Start Passage shown
With the recent resounding GOP victory in the mid-terms, the chances of the repeal of the essential promise of the Roth IRA – that future Congresses would respect the pledge that in return for foregoing the immediate tax deduction, investors would enjoy the tax-free growth of Roth IRAs seem a lot lower.
President Obama is probably the most progressive President we have seen in generations, whose base is likely the most willing to tolerate or even endorse tax hikes on retirement account owners in generations – but the chances of any such policy making its way through the Republican-dominated Congress for the next two years appears vanishingly small. And it is unlikely a future president will be as progressive as this one for a while.
So a big part of the downside risk of the Roth IRA – that Congress would break its promise to the American people and start taxing Roth distributions – seems to have largely evaporated for garden-variety IRAs.
We still see some risk for inherited IRAs and “jumbo” Roth IRAs of over, say, $5 million in value, however.
So this calls for a renewed consideration of the value of Roth IRAs and whether they deserve a place in your portfolio.
We believe that for most, the answer is “yes.” Here’s why:
- Tax-free retirement income. This is valuable stuff for a couple of reasons. First, it’s, well, tax-free retirement income! But above and beyond that, it doesn’t affect Social Security income. Too much taxable ordinary income and half of you Social Security benefits become taxable. But as long as the money you’re living on isn’t ordinary income, it shouldn’t affect your Social Security tax.
- Mitigation of Legislative Risk. Yes, people have worried about the risk that future Congresses would start taxing Roth income for some time. Why? They were worried about legislative risk! But the very same dynamics that could have led Congresses to taxing Roth IRAs are the same dynamics that may lead future Congresses to increasing ordinary income tax rates in the future. That is, the Treasury needs cash, and income taxes are perceived as the most efficient and fairest way to raise it. The Roth IRA is a crucial tool in hedging against the possibility that the government will increase personal tax rates on ordinary income.
- No Required Minimum Distributions. This is a biggie – especially if you are relatively well off and may well not even need the money to live on. An inherited Roth IRA is one of the best ways to pass wealth on to future generations, although the old advantages of the “stretch” Roth IRA have vanished.
End Passage shown
• What to produce
Reproduce the part of the Roth IRA text starting at "So this calls" and ending at "Social Security tax.". Answer using only the Roth IRA text above.
Start Data listing
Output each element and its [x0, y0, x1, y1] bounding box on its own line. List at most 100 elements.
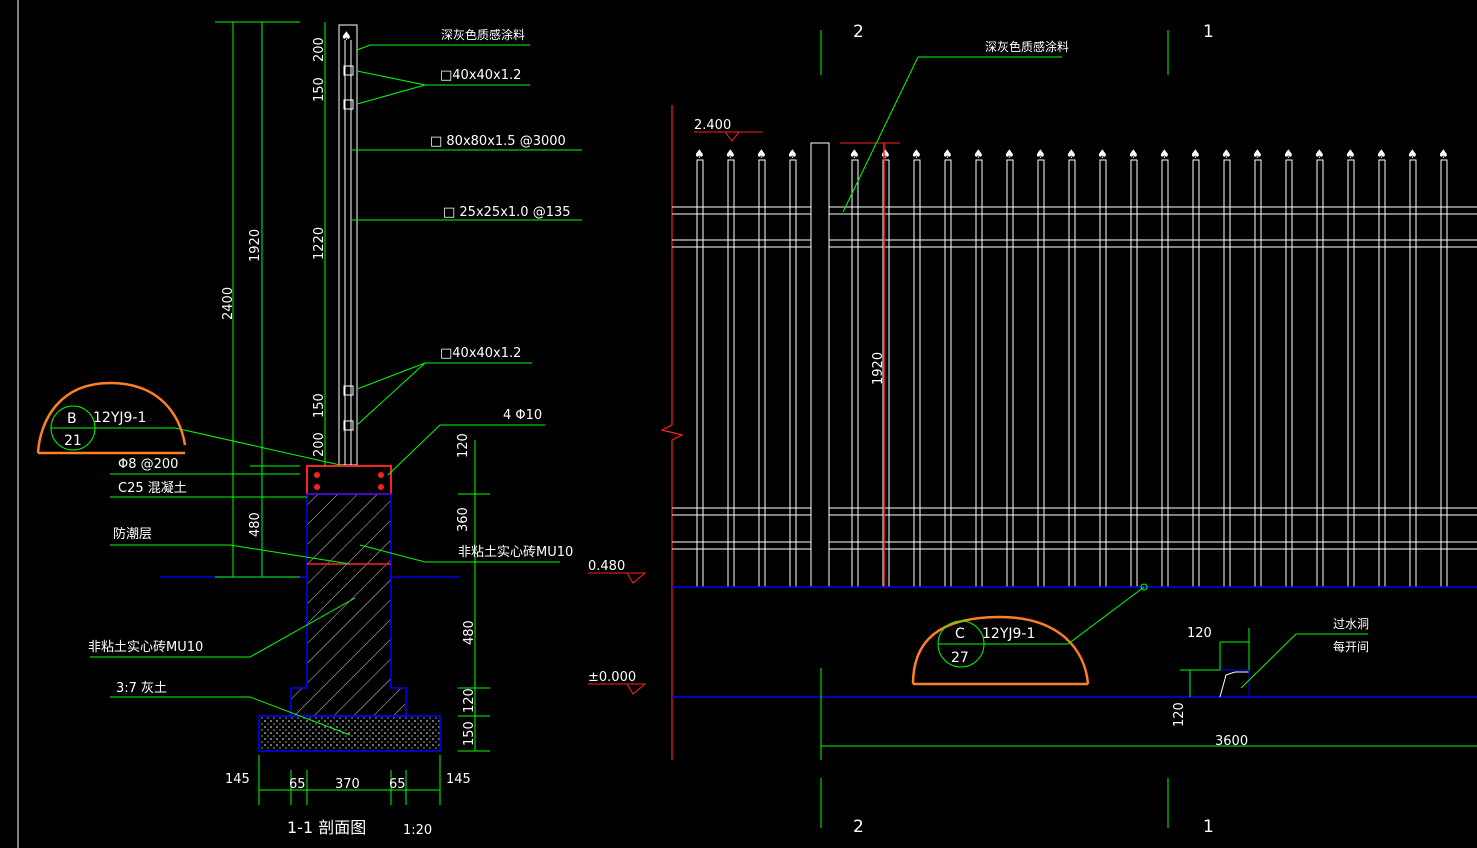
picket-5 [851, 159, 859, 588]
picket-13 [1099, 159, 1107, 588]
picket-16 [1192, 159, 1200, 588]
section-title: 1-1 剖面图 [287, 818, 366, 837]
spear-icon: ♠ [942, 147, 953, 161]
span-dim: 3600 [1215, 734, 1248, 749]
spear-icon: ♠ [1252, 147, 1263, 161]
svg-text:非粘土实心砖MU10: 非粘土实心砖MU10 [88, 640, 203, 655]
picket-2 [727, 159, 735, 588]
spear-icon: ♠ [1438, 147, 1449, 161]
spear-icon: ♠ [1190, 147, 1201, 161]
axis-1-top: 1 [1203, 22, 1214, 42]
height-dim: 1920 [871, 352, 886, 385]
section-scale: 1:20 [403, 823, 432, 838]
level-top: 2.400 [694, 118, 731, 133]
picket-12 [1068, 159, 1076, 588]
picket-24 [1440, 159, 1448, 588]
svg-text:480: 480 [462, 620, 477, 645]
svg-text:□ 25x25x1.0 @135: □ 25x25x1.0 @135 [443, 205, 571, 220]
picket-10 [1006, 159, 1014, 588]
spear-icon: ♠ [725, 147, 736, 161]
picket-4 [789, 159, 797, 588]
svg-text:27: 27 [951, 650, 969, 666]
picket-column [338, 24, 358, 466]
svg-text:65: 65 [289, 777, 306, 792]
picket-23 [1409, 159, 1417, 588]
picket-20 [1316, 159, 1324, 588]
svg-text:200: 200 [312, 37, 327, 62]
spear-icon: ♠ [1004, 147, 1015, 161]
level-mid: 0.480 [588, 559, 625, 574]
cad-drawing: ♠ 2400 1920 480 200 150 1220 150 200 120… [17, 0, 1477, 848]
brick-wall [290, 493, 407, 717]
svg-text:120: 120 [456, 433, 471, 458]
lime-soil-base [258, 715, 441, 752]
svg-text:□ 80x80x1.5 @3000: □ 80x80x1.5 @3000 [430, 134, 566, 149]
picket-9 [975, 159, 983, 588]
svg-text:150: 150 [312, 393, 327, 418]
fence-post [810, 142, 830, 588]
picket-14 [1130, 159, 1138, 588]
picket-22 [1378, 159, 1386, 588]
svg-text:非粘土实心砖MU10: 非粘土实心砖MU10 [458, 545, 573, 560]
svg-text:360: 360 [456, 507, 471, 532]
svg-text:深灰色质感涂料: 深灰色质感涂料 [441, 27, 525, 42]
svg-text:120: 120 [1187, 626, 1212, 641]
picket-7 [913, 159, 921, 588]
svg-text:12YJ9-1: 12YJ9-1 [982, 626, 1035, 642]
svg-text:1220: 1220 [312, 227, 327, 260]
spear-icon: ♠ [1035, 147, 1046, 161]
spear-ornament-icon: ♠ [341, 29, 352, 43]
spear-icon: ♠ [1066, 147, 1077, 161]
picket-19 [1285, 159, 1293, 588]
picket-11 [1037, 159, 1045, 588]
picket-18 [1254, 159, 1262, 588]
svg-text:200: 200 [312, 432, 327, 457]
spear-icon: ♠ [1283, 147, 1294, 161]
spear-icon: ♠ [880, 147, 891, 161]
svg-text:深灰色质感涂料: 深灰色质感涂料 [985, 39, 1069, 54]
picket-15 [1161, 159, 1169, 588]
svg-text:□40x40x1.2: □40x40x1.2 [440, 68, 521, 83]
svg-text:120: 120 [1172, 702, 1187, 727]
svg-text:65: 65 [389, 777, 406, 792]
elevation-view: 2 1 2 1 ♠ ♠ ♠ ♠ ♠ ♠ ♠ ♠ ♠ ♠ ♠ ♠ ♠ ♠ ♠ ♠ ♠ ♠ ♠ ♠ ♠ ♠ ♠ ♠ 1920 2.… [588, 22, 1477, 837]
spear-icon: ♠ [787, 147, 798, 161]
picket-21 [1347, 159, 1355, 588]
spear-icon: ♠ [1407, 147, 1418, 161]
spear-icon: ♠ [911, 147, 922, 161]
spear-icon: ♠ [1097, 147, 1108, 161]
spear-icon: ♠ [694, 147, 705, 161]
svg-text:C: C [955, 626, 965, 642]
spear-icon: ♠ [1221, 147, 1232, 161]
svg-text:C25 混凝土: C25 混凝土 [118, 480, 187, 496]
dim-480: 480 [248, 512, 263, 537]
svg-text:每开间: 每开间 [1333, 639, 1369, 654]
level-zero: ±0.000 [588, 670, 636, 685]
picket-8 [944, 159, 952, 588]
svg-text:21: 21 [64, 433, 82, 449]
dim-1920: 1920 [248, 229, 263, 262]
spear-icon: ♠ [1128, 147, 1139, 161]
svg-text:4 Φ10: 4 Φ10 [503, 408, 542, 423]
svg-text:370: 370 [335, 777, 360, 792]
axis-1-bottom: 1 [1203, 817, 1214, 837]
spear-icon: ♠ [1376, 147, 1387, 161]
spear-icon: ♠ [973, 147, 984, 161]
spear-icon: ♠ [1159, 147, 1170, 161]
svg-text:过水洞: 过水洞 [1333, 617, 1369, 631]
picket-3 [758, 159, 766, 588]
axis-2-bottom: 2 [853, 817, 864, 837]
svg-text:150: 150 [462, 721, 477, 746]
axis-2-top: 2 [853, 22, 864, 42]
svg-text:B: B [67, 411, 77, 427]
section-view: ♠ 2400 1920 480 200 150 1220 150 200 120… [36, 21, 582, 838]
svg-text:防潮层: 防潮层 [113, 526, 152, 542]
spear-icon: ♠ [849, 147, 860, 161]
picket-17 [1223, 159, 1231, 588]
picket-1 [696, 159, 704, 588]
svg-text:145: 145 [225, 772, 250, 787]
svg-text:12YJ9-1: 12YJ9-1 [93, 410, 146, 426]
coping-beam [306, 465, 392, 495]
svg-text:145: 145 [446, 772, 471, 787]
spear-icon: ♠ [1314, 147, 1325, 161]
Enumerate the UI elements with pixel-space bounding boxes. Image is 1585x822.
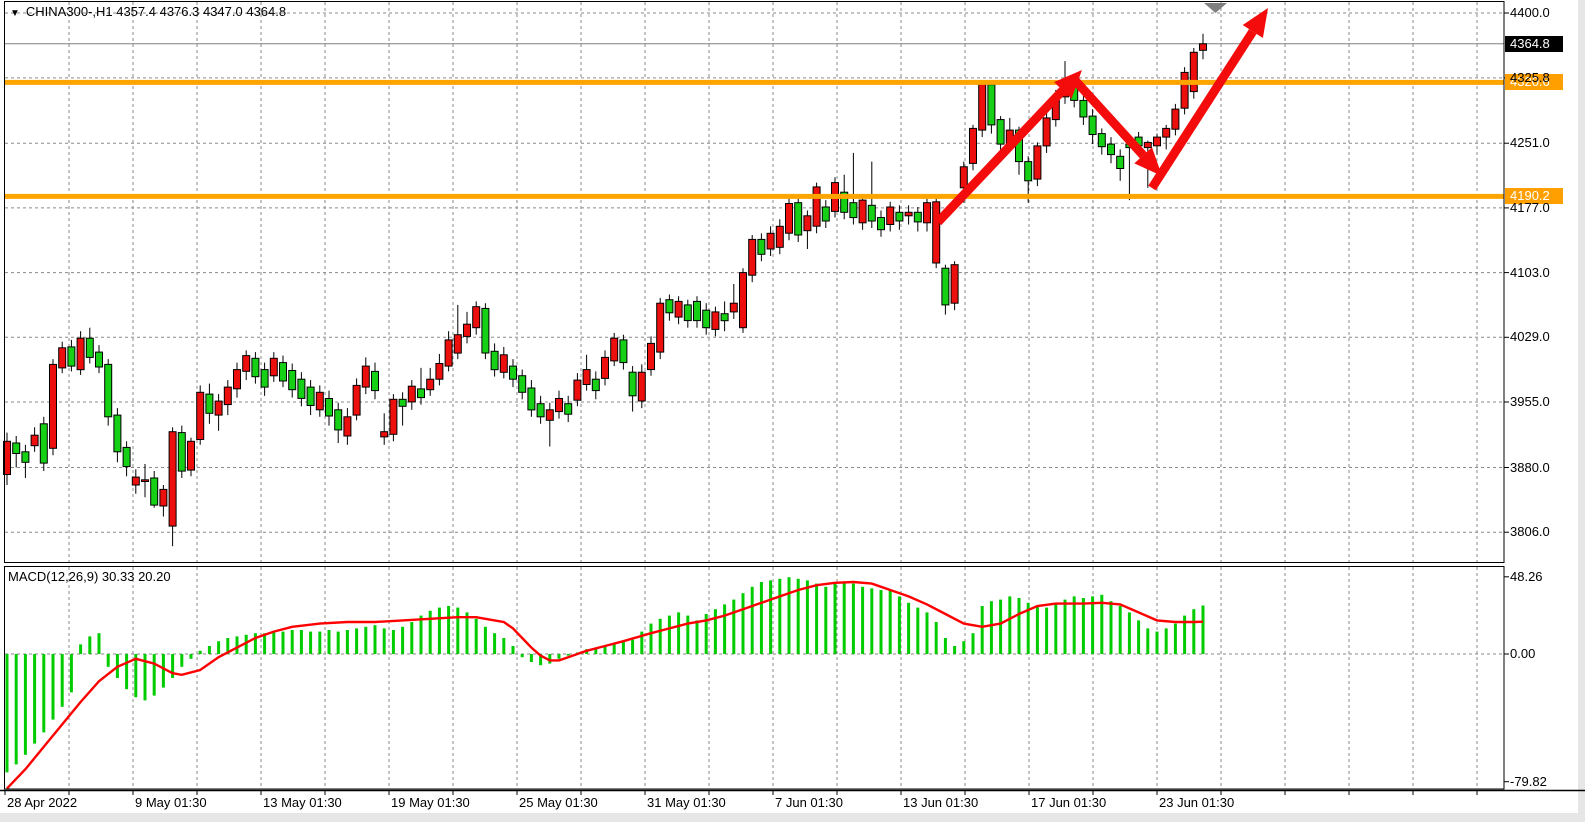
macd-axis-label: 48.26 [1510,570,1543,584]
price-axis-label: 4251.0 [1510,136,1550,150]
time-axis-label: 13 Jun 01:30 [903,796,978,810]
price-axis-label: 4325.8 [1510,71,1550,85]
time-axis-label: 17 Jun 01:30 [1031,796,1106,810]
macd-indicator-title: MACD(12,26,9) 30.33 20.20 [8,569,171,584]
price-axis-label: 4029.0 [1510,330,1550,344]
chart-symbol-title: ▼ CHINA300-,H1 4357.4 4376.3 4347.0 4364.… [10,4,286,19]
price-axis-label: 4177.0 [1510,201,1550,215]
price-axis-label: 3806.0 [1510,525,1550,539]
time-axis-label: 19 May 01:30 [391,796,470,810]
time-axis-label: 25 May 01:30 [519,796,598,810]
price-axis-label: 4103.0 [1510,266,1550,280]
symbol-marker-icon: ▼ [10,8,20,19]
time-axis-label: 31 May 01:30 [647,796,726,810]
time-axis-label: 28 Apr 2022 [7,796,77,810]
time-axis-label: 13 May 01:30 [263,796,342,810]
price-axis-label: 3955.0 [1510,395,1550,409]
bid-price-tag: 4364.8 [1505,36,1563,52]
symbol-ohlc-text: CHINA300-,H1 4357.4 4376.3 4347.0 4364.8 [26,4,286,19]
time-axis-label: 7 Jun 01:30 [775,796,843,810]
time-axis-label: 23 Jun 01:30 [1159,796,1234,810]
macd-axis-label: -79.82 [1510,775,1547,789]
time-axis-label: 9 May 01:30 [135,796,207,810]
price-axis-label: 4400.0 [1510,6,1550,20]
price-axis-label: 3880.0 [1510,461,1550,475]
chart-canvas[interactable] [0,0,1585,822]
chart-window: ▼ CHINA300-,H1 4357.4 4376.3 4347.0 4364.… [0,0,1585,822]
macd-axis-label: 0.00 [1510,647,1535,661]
End Data listing
• Solution to the exercise
So this calls for a renewed consideration of the value of Roth IRAs and whether they deserve a place in your portfolio.
We believe that for most, the answer is “yes.” Here’s why:
- Tax-free retirement income. This is valuable stuff for a couple of reasons. First, it’s, well, tax-free retirement income! But above and beyond that, it doesn’t affect Social Security income. Too much taxable ordinary income and half of you Social Security benefits become taxable. But as long as the money you’re living on isn’t ordinary income, it shouldn’t affect your Social Security tax.